» Aim
Write out the listing below word for word, keeping every line and number unchanged.

--- start Provided material ---

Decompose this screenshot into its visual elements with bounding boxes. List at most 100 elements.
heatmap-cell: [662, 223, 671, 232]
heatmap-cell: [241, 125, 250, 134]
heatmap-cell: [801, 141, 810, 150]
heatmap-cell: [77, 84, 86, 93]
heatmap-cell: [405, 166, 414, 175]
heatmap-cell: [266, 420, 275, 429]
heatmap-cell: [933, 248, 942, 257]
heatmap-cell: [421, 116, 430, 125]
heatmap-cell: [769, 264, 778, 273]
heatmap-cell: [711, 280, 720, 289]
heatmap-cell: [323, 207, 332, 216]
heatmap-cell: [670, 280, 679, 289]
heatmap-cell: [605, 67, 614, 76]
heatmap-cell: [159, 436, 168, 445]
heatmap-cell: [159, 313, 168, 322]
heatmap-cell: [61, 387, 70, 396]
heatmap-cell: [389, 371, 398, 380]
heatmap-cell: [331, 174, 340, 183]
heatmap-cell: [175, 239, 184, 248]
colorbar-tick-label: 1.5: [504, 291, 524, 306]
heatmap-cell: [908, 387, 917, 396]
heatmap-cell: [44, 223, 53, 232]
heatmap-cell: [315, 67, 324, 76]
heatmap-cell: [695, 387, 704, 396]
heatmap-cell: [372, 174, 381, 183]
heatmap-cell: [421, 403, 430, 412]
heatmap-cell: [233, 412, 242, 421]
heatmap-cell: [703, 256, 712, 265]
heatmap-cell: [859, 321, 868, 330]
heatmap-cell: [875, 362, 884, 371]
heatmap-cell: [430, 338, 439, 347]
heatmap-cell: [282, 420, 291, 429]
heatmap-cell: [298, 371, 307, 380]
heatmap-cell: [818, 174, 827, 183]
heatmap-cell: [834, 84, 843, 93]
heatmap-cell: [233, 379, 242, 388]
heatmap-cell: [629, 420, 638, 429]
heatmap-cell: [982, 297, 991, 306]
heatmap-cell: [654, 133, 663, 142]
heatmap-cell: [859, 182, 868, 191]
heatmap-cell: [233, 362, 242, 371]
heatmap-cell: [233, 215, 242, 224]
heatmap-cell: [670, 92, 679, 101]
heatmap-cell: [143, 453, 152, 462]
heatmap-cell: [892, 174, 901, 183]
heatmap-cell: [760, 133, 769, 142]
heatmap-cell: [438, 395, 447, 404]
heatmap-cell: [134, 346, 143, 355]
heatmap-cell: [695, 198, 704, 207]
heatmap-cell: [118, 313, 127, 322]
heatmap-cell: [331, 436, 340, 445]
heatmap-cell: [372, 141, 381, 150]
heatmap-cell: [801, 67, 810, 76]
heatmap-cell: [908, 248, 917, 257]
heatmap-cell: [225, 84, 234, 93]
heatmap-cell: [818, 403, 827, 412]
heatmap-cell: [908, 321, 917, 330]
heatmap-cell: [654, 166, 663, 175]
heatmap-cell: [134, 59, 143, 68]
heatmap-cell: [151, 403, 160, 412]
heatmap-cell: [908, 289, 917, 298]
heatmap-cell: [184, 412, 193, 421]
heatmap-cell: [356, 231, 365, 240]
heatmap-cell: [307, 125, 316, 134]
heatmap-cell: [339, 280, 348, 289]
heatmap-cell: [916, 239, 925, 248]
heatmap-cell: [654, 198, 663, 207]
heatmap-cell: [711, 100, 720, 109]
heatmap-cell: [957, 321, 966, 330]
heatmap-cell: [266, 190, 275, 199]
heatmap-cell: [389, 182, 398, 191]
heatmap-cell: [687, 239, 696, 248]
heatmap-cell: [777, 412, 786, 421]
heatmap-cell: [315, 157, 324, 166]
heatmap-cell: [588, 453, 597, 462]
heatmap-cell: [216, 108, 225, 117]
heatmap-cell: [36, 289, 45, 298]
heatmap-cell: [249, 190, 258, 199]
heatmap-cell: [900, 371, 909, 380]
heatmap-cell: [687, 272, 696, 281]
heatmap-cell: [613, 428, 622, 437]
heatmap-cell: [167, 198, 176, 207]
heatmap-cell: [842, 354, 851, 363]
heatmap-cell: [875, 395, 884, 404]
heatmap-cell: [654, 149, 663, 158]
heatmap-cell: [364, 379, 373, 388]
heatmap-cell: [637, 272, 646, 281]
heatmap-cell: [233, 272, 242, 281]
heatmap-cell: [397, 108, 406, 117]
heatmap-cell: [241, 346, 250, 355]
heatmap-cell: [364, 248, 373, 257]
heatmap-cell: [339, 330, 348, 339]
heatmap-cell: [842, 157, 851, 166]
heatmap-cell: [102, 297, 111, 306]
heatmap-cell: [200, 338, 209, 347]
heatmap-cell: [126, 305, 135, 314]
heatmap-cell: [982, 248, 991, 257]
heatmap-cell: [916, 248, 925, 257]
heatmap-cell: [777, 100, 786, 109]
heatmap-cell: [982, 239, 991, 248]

--- end Provided material ---

» Answer below
Decompose this screenshot into its visual elements with bounding boxes. List at most 100 elements.
heatmap-cell: [662, 223, 671, 232]
heatmap-cell: [241, 125, 250, 134]
heatmap-cell: [801, 141, 810, 150]
heatmap-cell: [77, 84, 86, 93]
heatmap-cell: [405, 166, 414, 175]
heatmap-cell: [266, 420, 275, 429]
heatmap-cell: [933, 248, 942, 257]
heatmap-cell: [421, 116, 430, 125]
heatmap-cell: [769, 264, 778, 273]
heatmap-cell: [711, 280, 720, 289]
heatmap-cell: [323, 207, 332, 216]
heatmap-cell: [670, 280, 679, 289]
heatmap-cell: [605, 67, 614, 76]
heatmap-cell: [159, 436, 168, 445]
heatmap-cell: [159, 313, 168, 322]
heatmap-cell: [61, 387, 70, 396]
heatmap-cell: [389, 371, 398, 380]
heatmap-cell: [331, 174, 340, 183]
heatmap-cell: [175, 239, 184, 248]
colorbar-tick-label: 1.5: [504, 291, 524, 306]
heatmap-cell: [908, 387, 917, 396]
heatmap-cell: [44, 223, 53, 232]
heatmap-cell: [315, 67, 324, 76]
heatmap-cell: [695, 387, 704, 396]
heatmap-cell: [372, 174, 381, 183]
heatmap-cell: [421, 403, 430, 412]
heatmap-cell: [233, 412, 242, 421]
heatmap-cell: [703, 256, 712, 265]
heatmap-cell: [859, 321, 868, 330]
heatmap-cell: [875, 362, 884, 371]
heatmap-cell: [430, 338, 439, 347]
heatmap-cell: [282, 420, 291, 429]
heatmap-cell: [298, 371, 307, 380]
heatmap-cell: [818, 174, 827, 183]
heatmap-cell: [834, 84, 843, 93]
heatmap-cell: [233, 379, 242, 388]
heatmap-cell: [629, 420, 638, 429]
heatmap-cell: [982, 297, 991, 306]
heatmap-cell: [654, 133, 663, 142]
heatmap-cell: [859, 182, 868, 191]
heatmap-cell: [233, 362, 242, 371]
heatmap-cell: [233, 215, 242, 224]
heatmap-cell: [670, 92, 679, 101]
heatmap-cell: [143, 453, 152, 462]
heatmap-cell: [892, 174, 901, 183]
heatmap-cell: [760, 133, 769, 142]
heatmap-cell: [438, 395, 447, 404]
heatmap-cell: [134, 346, 143, 355]
heatmap-cell: [695, 198, 704, 207]
heatmap-cell: [118, 313, 127, 322]
heatmap-cell: [331, 436, 340, 445]
heatmap-cell: [372, 141, 381, 150]
heatmap-cell: [801, 67, 810, 76]
heatmap-cell: [908, 248, 917, 257]
heatmap-cell: [225, 84, 234, 93]
heatmap-cell: [818, 403, 827, 412]
heatmap-cell: [908, 321, 917, 330]
heatmap-cell: [654, 166, 663, 175]
heatmap-cell: [134, 59, 143, 68]
heatmap-cell: [151, 403, 160, 412]
heatmap-cell: [908, 289, 917, 298]
heatmap-cell: [184, 412, 193, 421]
heatmap-cell: [356, 231, 365, 240]
heatmap-cell: [307, 125, 316, 134]
heatmap-cell: [339, 280, 348, 289]
heatmap-cell: [916, 239, 925, 248]
heatmap-cell: [654, 198, 663, 207]
heatmap-cell: [711, 100, 720, 109]
heatmap-cell: [957, 321, 966, 330]
heatmap-cell: [266, 190, 275, 199]
heatmap-cell: [389, 182, 398, 191]
heatmap-cell: [687, 239, 696, 248]
heatmap-cell: [777, 412, 786, 421]
heatmap-cell: [315, 157, 324, 166]
heatmap-cell: [588, 453, 597, 462]
heatmap-cell: [216, 108, 225, 117]
heatmap-cell: [36, 289, 45, 298]
heatmap-cell: [249, 190, 258, 199]
heatmap-cell: [900, 371, 909, 380]
heatmap-cell: [687, 272, 696, 281]
heatmap-cell: [613, 428, 622, 437]
heatmap-cell: [167, 198, 176, 207]
heatmap-cell: [842, 354, 851, 363]
heatmap-cell: [875, 395, 884, 404]
heatmap-cell: [654, 149, 663, 158]
heatmap-cell: [364, 379, 373, 388]
heatmap-cell: [637, 272, 646, 281]
heatmap-cell: [233, 272, 242, 281]
heatmap-cell: [397, 108, 406, 117]
heatmap-cell: [241, 346, 250, 355]
heatmap-cell: [364, 248, 373, 257]
heatmap-cell: [339, 330, 348, 339]
heatmap-cell: [842, 157, 851, 166]
heatmap-cell: [102, 297, 111, 306]
heatmap-cell: [200, 338, 209, 347]
heatmap-cell: [126, 305, 135, 314]
heatmap-cell: [982, 248, 991, 257]
heatmap-cell: [916, 248, 925, 257]
heatmap-cell: [777, 100, 786, 109]
heatmap-cell: [982, 239, 991, 248]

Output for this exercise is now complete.